## DO THIS
Write out only the part of the items that opens with the line containing "x-axis-tick-label: 02/2021 (606, 1329, 638, 1434)" and closes with the line containing "x-axis-tick-label: 05/2022 (1481, 1329, 1513, 1434)", switching "x-axis-tick-label" to "horizontal-axis-label" everywhere it occurs and leaving everything else unchanged.
-- start of DATA EXTRACT --
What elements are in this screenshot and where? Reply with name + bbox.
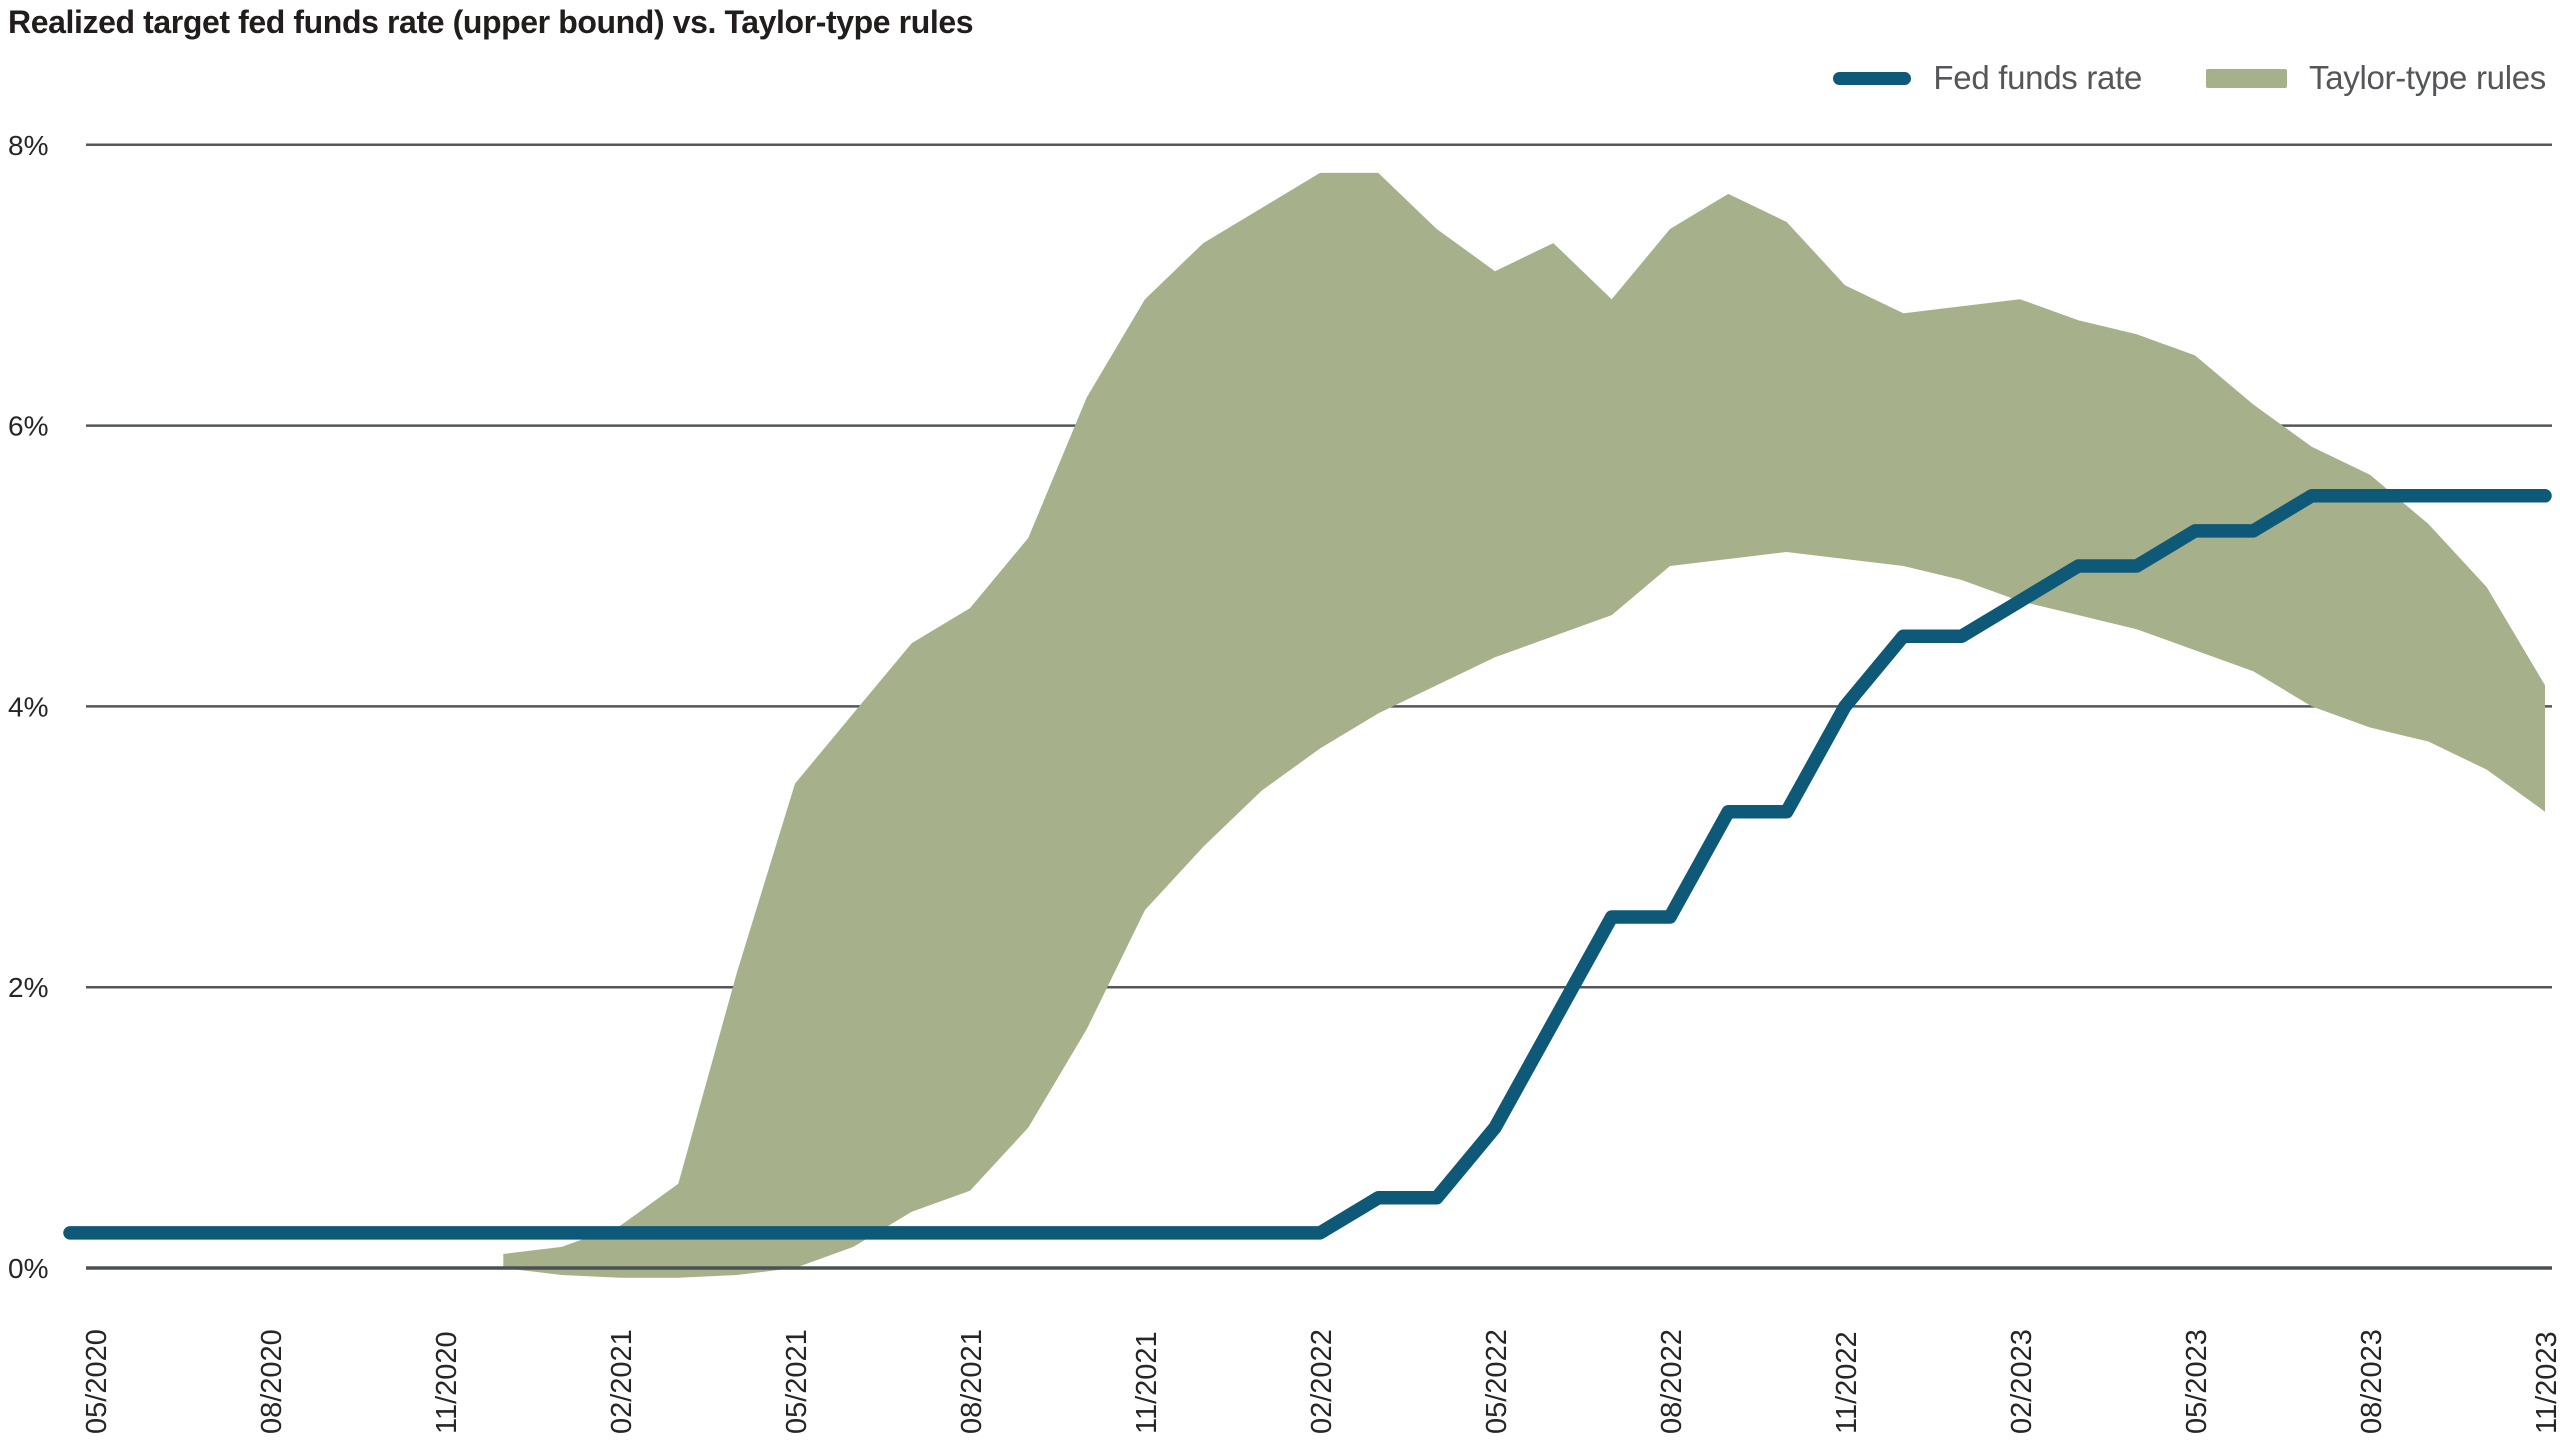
x-axis-tick-label: 02/2021 (606, 1329, 638, 1434)
x-axis-tick-label: 08/2021 (956, 1329, 988, 1434)
chart-legend: Fed funds rate Taylor-type rules (1833, 56, 2546, 100)
fed-funds-line-swatch-icon (1833, 71, 1912, 85)
x-axis-tick-label: 08/2023 (2356, 1329, 2388, 1434)
x-axis-tick-label: 05/2020 (81, 1329, 113, 1434)
fed-funds-line (63, 489, 2552, 1240)
x-axis-tick-label: 05/2022 (1481, 1329, 1513, 1434)
chart-title: Realized target fed funds rate (upper bo… (8, 4, 974, 40)
x-axis-tick-label: 11/2023 (2531, 1331, 2560, 1434)
x-axis-tick-label: 05/2021 (781, 1329, 813, 1434)
legend-label: Fed funds rate (1933, 59, 2142, 96)
legend-label: Taylor-type rules (2309, 59, 2546, 96)
x-axis-tick-label: 11/2021 (1131, 1331, 1163, 1434)
x-axis-tick-label: 02/2022 (1306, 1329, 1338, 1434)
x-axis-tick-label: 11/2020 (431, 1331, 463, 1434)
y-axis-tick-label: 6% (8, 411, 48, 442)
y-axis-tick-label: 0% (8, 1253, 48, 1284)
x-axis-tick-label: 08/2022 (1656, 1329, 1688, 1434)
legend-item-taylor-type-rules: Taylor-type rules (2206, 59, 2546, 97)
x-axis-tick-label: 11/2022 (1831, 1331, 1863, 1434)
y-axis-tick-label: 2% (8, 972, 48, 1003)
x-axis-tick-label: 08/2020 (256, 1329, 288, 1434)
legend-item-fed-funds-rate: Fed funds rate (1833, 59, 2142, 97)
y-axis-tick-label: 8% (8, 130, 48, 161)
y-axis-tick-label: 4% (8, 691, 48, 722)
x-axis-tick-label: 05/2023 (2181, 1329, 2213, 1434)
x-axis-tick-label: 02/2023 (2006, 1329, 2038, 1434)
taylor-band-swatch-icon (2206, 68, 2287, 88)
taylor-band-area (503, 172, 2545, 1278)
-- end of DATA EXTRACT --
## RESULT OF THE TASK
horizontal-axis-label: 02/2021 (606, 1329, 638, 1434)
horizontal-axis-label: 08/2021 (956, 1329, 988, 1434)
chart-legend: Fed funds rate Taylor-type rules (1833, 56, 2546, 100)
fed-funds-line-swatch-icon (1833, 71, 1912, 85)
horizontal-axis-label: 08/2023 (2356, 1329, 2388, 1434)
horizontal-axis-label: 05/2020 (81, 1329, 113, 1434)
fed-funds-line (63, 489, 2552, 1240)
horizontal-axis-label: 05/2022 (1481, 1329, 1513, 1434)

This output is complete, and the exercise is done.